#### [Exercise goal]
Return the lines below exactly, starting with the line that contains "Transcribe this image's" and stopping after the last line.
== Records provided
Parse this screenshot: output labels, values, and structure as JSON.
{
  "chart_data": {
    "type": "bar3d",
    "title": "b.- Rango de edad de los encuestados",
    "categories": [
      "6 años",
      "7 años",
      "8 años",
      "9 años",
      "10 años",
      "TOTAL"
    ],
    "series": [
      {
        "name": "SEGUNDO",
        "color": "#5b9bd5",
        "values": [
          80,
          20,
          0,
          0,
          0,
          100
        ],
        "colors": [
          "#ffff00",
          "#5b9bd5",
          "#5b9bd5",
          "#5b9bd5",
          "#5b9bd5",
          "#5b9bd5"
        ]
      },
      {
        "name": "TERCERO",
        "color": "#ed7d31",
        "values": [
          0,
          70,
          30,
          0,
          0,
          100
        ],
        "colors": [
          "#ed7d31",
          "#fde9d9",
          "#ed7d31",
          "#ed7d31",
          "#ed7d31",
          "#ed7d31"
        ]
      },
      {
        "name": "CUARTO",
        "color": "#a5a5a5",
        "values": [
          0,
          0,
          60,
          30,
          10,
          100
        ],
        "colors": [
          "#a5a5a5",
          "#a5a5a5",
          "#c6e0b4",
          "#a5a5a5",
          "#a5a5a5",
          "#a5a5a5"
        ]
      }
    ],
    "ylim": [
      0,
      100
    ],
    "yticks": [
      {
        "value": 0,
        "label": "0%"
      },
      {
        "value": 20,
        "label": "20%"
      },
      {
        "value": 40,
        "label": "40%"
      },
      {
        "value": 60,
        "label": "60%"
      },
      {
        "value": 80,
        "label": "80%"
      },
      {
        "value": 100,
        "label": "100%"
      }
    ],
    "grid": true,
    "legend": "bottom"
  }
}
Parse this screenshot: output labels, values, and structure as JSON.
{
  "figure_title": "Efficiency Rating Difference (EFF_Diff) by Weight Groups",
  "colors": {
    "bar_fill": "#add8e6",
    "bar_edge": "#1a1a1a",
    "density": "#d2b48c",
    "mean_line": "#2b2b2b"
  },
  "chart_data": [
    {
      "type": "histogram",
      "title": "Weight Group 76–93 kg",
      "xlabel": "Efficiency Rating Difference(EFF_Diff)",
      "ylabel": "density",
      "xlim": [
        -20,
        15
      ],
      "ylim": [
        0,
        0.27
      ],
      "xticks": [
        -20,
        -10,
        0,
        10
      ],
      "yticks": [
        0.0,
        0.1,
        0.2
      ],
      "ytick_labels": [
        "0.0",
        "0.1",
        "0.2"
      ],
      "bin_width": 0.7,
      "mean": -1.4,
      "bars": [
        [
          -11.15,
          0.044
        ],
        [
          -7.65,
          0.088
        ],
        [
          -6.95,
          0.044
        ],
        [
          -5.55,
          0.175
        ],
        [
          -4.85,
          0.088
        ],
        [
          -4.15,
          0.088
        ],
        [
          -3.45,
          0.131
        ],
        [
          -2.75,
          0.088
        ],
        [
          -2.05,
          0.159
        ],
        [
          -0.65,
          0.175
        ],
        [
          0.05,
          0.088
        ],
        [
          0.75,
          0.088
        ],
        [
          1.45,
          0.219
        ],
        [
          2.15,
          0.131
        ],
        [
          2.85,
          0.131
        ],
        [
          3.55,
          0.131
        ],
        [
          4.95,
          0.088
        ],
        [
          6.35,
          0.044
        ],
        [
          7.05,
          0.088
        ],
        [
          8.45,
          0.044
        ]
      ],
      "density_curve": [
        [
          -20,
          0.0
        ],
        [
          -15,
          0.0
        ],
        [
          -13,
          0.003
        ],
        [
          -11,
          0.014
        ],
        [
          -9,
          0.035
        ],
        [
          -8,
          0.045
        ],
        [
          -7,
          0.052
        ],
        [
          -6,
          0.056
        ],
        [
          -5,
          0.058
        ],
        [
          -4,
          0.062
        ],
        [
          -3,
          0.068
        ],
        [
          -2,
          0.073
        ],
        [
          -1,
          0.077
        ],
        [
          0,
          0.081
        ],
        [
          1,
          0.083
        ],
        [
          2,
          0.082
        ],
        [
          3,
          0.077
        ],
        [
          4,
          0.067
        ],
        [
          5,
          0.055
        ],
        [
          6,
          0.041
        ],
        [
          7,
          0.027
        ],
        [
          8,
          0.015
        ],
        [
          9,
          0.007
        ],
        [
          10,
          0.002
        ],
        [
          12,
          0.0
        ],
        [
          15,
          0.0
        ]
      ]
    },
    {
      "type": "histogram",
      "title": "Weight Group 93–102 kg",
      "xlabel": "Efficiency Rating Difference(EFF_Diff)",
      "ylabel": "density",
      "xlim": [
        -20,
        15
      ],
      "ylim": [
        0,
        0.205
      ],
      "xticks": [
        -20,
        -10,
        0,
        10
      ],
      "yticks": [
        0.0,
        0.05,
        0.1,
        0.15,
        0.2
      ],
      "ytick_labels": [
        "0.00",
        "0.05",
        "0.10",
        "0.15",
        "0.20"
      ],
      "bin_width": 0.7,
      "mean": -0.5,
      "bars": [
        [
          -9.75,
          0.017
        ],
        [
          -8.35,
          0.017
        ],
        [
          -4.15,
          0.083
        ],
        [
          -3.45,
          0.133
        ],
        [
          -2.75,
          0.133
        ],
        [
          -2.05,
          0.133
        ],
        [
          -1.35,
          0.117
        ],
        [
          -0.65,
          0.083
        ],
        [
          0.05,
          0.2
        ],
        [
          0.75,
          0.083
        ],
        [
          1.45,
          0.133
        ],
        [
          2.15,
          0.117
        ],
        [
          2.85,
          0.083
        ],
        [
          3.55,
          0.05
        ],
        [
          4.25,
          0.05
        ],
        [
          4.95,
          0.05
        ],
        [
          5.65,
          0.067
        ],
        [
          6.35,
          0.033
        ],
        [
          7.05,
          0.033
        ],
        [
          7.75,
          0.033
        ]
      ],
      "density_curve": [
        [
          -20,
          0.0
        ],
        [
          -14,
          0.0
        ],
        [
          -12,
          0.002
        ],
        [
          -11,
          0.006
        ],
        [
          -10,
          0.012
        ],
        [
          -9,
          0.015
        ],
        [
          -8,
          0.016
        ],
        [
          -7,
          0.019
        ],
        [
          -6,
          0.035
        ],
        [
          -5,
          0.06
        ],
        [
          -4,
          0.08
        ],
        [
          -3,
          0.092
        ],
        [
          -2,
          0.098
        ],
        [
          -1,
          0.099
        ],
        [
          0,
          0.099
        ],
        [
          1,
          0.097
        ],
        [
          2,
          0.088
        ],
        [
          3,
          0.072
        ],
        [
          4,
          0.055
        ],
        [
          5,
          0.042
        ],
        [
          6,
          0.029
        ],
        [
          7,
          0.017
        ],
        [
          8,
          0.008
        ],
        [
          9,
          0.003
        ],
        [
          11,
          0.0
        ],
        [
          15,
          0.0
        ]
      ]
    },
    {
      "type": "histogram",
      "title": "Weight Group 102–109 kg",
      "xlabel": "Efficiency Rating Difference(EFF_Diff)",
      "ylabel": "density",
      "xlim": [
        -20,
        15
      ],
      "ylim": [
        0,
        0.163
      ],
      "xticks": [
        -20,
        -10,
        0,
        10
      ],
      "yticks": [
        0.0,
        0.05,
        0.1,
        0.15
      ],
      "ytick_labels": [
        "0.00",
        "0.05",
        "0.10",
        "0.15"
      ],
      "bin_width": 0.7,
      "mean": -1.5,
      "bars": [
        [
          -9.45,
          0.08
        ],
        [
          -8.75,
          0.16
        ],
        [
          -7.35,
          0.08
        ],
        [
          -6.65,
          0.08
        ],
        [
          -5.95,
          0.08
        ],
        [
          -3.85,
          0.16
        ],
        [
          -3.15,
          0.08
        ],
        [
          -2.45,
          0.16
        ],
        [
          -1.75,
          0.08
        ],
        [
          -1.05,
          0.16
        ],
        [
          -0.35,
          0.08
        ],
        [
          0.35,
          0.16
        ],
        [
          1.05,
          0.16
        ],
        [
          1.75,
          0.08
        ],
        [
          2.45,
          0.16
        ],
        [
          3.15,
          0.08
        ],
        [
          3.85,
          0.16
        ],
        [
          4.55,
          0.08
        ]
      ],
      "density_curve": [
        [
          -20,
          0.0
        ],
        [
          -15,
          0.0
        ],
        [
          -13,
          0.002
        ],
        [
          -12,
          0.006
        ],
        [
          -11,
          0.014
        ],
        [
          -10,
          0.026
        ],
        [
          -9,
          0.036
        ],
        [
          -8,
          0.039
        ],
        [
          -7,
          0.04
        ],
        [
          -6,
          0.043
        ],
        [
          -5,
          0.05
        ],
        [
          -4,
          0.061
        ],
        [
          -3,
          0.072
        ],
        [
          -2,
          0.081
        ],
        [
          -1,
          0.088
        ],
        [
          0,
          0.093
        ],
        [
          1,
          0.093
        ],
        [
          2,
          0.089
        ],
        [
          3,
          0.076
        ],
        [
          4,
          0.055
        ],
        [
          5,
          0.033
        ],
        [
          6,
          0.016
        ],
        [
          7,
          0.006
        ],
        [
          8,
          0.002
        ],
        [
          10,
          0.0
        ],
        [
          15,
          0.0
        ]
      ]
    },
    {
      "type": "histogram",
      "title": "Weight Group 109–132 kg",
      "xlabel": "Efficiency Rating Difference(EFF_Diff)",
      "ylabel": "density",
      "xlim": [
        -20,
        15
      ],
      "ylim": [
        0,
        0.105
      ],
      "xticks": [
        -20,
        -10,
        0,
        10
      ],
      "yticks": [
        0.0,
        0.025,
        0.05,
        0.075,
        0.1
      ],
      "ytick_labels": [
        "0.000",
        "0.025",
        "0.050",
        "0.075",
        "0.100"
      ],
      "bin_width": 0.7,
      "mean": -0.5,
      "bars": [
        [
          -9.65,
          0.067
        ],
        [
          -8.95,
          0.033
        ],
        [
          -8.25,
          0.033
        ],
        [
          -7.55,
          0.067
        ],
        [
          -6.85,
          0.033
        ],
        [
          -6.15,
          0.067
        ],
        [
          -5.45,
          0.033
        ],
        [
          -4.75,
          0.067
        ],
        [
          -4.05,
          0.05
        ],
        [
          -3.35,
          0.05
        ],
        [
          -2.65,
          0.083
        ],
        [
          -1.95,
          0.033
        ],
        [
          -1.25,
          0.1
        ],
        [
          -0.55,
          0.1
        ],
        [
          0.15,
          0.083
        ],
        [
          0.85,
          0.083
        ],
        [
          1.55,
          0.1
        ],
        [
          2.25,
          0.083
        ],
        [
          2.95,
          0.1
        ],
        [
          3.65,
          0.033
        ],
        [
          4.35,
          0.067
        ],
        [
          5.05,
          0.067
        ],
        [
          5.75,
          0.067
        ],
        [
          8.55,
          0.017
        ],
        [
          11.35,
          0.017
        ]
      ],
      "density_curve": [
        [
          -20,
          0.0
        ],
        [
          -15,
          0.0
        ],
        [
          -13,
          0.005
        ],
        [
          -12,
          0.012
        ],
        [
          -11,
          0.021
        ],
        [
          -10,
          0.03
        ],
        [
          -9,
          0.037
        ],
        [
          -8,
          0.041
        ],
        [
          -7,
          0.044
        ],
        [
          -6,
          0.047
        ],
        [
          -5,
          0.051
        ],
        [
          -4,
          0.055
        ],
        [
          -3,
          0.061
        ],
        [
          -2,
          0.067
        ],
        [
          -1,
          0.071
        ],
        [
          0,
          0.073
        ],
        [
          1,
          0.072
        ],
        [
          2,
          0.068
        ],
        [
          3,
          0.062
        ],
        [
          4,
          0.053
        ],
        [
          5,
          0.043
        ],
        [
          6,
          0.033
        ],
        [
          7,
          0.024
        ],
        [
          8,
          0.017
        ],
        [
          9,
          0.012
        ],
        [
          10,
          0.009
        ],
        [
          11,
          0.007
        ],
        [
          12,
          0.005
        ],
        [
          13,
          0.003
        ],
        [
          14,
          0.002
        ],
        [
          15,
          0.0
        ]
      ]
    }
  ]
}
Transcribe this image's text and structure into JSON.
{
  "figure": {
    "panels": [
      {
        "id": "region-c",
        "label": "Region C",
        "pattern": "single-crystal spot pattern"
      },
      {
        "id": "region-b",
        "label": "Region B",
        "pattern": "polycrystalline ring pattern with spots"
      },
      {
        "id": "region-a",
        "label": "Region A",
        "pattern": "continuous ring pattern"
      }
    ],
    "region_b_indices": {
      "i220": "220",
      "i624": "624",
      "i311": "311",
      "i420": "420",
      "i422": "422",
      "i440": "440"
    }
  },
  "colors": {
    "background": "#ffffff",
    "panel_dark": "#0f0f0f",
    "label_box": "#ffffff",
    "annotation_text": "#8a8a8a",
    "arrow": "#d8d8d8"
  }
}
====
#### [Correct output]
Transcribe this image's text and structure into JSON.
{
  "figure": {
    "panels": [
      {
        "id": "region-c",
        "label": "Region C",
        "pattern": "single-crystal spot pattern"
      },
      {
        "id": "region-b",
        "label": "Region B",
        "pattern": "polycrystalline ring pattern with spots"
      },
      {
        "id": "region-a",
        "label": "Region A",
        "pattern": "continuous ring pattern"
      }
    ],
    "region_b_indices": {
      "i220": "220",
      "i624": "624",
      "i311": "311",
      "i420": "420",
      "i422": "422",
      "i440": "440"
    }
  },
  "colors": {
    "background": "#ffffff",
    "panel_dark": "#0f0f0f",
    "label_box": "#ffffff",
    "annotation_text": "#8a8a8a",
    "arrow": "#d8d8d8"
  }
}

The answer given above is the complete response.